Exercise
Reproduce the following records exactly from the line containing "Convert this document image to plain text." onward, ending with the last line and including it.

Information given
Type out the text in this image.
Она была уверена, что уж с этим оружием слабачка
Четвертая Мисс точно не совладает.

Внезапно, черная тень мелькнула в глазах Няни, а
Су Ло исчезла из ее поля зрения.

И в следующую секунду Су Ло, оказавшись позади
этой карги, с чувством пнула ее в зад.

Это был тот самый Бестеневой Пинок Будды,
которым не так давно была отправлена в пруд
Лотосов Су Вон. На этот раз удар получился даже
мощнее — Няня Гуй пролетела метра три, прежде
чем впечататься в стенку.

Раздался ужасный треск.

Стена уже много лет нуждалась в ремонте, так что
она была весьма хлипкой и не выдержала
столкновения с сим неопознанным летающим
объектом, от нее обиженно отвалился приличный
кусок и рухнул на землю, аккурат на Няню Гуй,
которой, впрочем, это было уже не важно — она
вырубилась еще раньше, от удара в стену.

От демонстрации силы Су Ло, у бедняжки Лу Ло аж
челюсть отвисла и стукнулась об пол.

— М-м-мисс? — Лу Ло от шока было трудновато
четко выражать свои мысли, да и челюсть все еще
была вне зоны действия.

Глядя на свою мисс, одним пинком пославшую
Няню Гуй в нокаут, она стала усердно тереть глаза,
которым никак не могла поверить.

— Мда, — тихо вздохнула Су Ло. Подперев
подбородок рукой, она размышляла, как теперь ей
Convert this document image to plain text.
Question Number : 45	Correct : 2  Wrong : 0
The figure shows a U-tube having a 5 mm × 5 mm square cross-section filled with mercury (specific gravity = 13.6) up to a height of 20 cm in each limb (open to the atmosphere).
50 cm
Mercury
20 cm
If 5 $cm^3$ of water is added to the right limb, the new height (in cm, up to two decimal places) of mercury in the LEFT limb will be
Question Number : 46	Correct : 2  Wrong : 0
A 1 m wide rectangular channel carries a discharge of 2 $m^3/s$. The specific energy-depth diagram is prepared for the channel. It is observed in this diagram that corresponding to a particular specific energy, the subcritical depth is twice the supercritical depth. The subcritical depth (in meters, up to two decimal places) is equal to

Answer for the task
Convert this document image to plain text.
Question Number : 45	Correct : 2  Wrong : 0
The figure shows a U-tube having a 5 mm × 5 mm square cross-section filled with mercury (specific gravity = 13.6) up to a height of 20 cm in each limb (open to the atmosphere).
50 cm
Mercury
20 cm
If 5 $cm^3$ of water is added to the right limb, the new height (in cm, up to two decimal places) of mercury in the LEFT limb will be
Question Number : 46	Correct : 2  Wrong : 0
A 1 m wide rectangular channel carries a discharge of 2 $m^3/s$. The specific energy-depth diagram is prepared for the channel. It is observed in this diagram that corresponding to a particular specific energy, the subcritical depth is twice the supercritical depth. The subcritical depth (in meters, up to two decimal places) is equal to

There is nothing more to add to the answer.